++++ Given records ++++

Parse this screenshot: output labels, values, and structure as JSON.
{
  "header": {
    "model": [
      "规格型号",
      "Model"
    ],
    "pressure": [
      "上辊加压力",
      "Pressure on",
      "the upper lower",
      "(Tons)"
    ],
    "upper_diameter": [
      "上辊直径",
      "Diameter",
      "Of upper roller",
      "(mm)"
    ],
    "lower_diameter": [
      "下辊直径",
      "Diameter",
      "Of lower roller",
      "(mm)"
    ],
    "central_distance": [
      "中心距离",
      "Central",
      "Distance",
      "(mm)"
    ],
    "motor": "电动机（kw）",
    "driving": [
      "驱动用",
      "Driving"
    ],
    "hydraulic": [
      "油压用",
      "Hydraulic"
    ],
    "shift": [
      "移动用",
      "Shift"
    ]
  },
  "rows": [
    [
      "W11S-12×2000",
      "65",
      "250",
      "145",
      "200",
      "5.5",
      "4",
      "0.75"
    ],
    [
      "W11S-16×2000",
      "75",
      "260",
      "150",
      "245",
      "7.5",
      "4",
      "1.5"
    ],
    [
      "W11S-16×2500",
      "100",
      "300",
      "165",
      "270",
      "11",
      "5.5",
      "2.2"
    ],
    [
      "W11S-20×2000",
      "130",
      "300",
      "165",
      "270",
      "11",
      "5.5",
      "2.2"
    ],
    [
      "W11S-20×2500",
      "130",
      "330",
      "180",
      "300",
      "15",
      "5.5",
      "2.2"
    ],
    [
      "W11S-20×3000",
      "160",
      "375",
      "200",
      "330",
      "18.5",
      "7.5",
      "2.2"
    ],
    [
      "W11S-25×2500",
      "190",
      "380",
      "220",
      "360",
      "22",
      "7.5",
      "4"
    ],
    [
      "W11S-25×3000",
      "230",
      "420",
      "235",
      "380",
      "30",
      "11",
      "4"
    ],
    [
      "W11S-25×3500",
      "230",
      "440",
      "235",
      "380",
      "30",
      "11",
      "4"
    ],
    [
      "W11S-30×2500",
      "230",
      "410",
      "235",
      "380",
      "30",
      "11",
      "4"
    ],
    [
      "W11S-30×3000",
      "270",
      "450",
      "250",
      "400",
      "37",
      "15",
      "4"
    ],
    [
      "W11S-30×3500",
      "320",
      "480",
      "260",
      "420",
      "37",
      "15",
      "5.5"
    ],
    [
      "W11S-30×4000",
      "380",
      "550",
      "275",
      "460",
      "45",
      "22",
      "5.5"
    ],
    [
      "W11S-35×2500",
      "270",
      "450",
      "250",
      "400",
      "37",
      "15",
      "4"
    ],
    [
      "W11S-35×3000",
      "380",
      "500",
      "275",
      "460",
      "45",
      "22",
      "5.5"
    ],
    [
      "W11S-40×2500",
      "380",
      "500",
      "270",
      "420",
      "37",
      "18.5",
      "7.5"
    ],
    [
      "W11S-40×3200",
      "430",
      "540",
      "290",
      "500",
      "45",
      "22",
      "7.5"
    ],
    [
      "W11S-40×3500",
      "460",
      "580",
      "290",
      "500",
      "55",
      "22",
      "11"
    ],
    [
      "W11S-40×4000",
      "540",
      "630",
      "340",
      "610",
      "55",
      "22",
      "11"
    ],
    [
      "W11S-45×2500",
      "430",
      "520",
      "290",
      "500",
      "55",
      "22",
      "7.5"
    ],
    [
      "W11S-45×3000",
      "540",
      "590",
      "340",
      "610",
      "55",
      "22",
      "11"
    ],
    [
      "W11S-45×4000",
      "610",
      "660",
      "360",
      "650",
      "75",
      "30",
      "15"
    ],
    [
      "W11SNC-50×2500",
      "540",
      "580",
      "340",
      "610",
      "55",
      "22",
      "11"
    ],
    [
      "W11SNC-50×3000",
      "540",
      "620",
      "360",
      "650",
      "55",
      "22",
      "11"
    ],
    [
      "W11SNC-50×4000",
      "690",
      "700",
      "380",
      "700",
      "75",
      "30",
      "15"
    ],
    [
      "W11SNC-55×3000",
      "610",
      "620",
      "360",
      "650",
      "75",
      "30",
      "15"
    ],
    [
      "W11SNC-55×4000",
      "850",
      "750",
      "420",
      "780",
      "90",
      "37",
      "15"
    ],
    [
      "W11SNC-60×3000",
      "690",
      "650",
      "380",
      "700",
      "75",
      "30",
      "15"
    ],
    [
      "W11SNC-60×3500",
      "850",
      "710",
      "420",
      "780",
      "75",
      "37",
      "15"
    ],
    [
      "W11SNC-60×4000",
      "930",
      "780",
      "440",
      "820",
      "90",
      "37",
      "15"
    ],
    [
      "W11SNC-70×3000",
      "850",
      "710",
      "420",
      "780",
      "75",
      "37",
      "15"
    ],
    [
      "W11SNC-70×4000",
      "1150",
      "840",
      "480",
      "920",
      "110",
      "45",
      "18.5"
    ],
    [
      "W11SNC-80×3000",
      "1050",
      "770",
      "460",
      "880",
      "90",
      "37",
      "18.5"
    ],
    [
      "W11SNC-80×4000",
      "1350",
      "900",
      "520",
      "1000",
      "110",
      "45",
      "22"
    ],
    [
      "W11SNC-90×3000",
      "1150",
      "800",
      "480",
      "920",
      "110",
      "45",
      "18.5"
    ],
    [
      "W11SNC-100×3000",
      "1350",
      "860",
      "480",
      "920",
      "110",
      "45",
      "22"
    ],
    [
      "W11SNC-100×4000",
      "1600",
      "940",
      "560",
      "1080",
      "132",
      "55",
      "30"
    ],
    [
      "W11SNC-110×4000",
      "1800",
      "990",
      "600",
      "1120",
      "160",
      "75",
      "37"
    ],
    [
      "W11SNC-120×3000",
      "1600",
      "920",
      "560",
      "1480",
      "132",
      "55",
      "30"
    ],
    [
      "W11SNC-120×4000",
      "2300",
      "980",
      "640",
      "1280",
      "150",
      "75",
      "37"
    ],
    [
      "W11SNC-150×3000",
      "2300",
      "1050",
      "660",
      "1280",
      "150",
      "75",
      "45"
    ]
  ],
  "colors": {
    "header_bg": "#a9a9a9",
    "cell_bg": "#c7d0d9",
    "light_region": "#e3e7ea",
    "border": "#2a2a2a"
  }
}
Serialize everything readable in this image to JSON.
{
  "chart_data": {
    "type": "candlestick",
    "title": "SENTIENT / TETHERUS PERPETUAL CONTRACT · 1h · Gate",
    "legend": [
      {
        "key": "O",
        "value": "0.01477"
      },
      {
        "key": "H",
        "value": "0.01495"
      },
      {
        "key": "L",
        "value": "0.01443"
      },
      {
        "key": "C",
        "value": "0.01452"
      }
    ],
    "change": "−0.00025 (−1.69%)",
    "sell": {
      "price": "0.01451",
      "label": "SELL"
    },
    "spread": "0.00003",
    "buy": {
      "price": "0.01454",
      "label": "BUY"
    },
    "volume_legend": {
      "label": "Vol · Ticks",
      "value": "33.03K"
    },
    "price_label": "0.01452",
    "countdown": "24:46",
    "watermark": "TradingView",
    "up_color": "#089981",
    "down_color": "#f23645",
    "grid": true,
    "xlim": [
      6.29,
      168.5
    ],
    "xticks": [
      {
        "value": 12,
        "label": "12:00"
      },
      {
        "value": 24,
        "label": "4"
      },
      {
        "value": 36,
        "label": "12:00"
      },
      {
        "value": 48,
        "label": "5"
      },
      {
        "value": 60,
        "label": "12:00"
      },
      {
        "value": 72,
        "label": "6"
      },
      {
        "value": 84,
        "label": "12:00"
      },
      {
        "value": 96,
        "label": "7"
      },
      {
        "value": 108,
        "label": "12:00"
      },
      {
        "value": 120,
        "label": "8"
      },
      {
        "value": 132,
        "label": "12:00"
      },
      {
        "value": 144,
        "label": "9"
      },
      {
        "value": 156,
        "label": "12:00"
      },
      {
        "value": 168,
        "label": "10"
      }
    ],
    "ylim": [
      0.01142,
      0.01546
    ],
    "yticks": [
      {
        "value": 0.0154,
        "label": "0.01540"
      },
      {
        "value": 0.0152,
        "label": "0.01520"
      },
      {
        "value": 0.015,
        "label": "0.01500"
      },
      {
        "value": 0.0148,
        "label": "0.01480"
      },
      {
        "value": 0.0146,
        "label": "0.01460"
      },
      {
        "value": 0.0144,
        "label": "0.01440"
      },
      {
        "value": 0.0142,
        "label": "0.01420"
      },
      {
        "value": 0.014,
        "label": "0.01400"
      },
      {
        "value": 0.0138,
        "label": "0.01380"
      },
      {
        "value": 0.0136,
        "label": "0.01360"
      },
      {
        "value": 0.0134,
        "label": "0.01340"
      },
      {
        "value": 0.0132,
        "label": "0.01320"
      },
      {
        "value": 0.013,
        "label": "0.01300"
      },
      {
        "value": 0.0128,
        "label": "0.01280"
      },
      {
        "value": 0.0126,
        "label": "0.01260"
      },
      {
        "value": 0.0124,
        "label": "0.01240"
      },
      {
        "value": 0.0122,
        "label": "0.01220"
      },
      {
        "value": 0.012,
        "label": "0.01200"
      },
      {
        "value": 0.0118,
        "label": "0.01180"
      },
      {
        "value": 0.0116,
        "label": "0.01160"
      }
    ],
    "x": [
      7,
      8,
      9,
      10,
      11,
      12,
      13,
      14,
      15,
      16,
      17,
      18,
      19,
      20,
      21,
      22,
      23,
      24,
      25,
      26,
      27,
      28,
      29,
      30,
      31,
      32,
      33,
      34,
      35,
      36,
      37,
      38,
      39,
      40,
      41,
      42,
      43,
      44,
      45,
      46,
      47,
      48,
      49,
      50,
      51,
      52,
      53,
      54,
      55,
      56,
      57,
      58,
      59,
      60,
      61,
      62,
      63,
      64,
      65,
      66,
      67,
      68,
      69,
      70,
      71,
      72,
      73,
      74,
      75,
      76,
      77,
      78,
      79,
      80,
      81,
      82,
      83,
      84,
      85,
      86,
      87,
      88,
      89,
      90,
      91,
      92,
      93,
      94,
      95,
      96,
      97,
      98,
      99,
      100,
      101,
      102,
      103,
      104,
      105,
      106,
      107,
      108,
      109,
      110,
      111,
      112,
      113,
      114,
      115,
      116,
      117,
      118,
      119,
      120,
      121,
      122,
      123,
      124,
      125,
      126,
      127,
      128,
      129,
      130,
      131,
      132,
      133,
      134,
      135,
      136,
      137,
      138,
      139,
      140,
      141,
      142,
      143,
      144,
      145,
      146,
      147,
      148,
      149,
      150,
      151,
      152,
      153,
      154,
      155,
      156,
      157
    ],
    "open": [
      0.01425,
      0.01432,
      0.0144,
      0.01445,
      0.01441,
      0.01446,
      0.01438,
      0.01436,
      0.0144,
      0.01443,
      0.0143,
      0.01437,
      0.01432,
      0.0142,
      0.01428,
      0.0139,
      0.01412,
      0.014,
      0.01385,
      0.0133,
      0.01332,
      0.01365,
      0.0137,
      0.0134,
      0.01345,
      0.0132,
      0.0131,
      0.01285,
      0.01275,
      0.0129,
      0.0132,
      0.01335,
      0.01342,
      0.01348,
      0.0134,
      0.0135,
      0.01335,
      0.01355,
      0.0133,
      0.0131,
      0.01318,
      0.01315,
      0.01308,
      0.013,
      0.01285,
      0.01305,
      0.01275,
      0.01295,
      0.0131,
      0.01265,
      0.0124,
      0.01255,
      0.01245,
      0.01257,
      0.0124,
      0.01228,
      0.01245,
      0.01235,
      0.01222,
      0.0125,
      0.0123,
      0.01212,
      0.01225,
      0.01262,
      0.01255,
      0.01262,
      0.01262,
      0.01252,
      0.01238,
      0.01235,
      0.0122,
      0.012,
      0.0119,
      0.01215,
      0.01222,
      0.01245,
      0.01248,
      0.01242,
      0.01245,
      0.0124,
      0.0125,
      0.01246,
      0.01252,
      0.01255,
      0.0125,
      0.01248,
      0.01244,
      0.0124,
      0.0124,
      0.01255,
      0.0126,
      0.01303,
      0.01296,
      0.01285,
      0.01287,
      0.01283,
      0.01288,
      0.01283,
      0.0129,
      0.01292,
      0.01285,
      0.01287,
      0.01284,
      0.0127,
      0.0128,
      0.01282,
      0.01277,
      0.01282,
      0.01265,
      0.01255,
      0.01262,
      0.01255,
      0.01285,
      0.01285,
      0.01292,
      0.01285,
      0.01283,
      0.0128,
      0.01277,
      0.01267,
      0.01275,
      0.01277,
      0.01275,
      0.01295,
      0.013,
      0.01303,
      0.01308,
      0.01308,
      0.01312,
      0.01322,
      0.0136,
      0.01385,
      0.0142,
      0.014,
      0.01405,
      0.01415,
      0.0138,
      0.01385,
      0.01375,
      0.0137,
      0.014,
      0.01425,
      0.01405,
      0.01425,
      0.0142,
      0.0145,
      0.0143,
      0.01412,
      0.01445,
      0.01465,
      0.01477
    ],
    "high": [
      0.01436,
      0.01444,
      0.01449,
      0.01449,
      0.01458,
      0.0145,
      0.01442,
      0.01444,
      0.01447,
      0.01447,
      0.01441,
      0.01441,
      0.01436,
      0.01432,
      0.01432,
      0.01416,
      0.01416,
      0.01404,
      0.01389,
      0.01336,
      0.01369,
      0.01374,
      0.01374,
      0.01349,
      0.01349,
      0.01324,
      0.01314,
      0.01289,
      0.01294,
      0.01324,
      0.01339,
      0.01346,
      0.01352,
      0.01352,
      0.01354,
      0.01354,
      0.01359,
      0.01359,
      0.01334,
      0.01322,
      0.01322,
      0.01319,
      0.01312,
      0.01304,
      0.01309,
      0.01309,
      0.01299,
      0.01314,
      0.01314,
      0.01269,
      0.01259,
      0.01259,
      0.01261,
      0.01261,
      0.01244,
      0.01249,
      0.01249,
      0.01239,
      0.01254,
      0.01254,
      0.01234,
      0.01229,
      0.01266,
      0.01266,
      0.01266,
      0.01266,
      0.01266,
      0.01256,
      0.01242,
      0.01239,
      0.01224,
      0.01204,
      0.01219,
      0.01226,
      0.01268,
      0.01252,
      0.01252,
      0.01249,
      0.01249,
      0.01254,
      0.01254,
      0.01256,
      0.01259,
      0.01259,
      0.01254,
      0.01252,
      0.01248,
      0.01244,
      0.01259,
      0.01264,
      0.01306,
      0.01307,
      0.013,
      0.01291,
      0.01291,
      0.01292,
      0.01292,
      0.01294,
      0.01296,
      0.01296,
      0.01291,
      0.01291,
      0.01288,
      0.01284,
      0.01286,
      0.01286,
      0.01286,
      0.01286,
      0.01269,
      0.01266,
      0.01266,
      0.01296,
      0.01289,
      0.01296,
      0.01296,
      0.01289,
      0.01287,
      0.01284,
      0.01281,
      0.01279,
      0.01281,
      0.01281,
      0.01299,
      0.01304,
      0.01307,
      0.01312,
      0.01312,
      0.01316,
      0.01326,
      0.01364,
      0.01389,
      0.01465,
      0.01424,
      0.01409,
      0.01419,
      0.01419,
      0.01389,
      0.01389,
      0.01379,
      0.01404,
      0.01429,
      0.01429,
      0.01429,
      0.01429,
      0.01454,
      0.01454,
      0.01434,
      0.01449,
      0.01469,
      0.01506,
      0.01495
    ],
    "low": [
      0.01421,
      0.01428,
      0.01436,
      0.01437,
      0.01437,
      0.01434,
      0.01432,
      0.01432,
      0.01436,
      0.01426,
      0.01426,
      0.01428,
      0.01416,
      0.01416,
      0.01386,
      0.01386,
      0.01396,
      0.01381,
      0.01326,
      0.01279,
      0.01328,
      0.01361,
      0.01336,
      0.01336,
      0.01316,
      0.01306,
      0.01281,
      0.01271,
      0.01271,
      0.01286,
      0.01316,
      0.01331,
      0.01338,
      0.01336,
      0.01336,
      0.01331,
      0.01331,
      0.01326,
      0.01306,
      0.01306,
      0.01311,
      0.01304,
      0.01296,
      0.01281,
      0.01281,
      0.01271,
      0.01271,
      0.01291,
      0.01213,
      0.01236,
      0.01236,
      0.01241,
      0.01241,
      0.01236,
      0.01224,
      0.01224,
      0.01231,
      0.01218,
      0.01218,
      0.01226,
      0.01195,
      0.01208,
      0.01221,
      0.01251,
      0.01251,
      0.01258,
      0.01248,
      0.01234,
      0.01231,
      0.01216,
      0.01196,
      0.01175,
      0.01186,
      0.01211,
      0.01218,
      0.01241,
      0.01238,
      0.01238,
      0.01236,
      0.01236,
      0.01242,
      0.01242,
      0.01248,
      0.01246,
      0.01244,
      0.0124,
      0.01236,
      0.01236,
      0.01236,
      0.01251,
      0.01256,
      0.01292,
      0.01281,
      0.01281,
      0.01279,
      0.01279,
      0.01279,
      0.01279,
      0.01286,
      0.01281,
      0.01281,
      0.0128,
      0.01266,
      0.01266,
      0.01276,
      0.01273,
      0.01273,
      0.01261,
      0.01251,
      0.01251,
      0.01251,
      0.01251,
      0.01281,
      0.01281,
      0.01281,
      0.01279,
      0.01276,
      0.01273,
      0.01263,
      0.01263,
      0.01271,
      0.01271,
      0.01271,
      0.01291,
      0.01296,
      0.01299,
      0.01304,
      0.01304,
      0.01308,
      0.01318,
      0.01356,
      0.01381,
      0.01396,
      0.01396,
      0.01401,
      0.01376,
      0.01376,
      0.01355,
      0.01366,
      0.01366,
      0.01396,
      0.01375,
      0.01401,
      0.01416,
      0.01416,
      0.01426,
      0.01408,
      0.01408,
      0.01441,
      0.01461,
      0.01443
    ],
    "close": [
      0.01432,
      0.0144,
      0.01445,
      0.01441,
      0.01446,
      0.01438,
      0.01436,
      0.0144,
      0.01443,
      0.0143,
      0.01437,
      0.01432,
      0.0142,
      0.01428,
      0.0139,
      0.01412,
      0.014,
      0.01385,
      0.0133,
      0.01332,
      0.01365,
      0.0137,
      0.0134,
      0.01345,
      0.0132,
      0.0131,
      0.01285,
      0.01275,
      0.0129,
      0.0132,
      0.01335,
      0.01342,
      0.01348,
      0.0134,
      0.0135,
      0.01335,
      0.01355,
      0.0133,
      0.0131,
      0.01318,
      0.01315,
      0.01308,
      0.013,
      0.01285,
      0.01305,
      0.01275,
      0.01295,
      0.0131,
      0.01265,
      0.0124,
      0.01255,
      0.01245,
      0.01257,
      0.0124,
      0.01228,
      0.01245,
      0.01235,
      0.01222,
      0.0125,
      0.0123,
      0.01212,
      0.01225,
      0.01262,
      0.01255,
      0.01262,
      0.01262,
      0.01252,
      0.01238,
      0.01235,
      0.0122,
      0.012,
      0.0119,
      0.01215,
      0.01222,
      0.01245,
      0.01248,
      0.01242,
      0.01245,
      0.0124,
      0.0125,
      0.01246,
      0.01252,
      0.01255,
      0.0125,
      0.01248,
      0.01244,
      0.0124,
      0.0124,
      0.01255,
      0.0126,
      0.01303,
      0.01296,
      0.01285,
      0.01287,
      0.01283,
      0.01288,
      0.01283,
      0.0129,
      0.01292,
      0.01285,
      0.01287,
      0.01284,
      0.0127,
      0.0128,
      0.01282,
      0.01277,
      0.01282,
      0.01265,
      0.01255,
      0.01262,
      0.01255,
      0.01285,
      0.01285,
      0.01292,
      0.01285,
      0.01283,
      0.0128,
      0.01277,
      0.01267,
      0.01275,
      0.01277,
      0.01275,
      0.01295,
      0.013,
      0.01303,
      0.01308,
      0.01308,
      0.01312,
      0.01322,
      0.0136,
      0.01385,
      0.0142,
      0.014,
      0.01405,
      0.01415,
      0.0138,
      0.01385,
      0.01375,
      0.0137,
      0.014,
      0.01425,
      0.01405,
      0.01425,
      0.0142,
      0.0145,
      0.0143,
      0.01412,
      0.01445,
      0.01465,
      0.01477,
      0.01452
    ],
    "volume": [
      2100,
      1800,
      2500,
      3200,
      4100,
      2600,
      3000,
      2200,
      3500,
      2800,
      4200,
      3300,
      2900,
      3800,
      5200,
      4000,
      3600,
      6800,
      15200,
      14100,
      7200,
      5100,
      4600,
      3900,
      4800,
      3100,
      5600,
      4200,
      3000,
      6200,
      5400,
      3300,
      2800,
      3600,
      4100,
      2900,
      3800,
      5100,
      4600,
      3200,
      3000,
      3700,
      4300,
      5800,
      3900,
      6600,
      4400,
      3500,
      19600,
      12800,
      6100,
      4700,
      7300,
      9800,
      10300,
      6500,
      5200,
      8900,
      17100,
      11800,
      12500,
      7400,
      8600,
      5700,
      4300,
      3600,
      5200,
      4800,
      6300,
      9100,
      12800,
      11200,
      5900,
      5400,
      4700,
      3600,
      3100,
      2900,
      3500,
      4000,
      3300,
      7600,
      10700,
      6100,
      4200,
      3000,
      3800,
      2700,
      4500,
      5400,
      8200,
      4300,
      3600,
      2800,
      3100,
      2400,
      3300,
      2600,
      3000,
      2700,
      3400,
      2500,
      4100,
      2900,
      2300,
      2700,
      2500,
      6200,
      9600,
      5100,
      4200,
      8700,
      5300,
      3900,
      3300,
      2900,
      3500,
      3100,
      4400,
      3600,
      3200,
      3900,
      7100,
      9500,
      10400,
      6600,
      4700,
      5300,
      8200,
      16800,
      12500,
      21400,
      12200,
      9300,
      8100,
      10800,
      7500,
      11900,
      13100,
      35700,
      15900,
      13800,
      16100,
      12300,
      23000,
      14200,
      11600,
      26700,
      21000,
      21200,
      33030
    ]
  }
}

++++

- [What you have to do]:
Show every line from the listing above in which the string "JSON" appears.

- [Solution for this exercise]:
Parse this screenshot: output labels, values, and structure as JSON.
Serialize everything readable in this image to JSON.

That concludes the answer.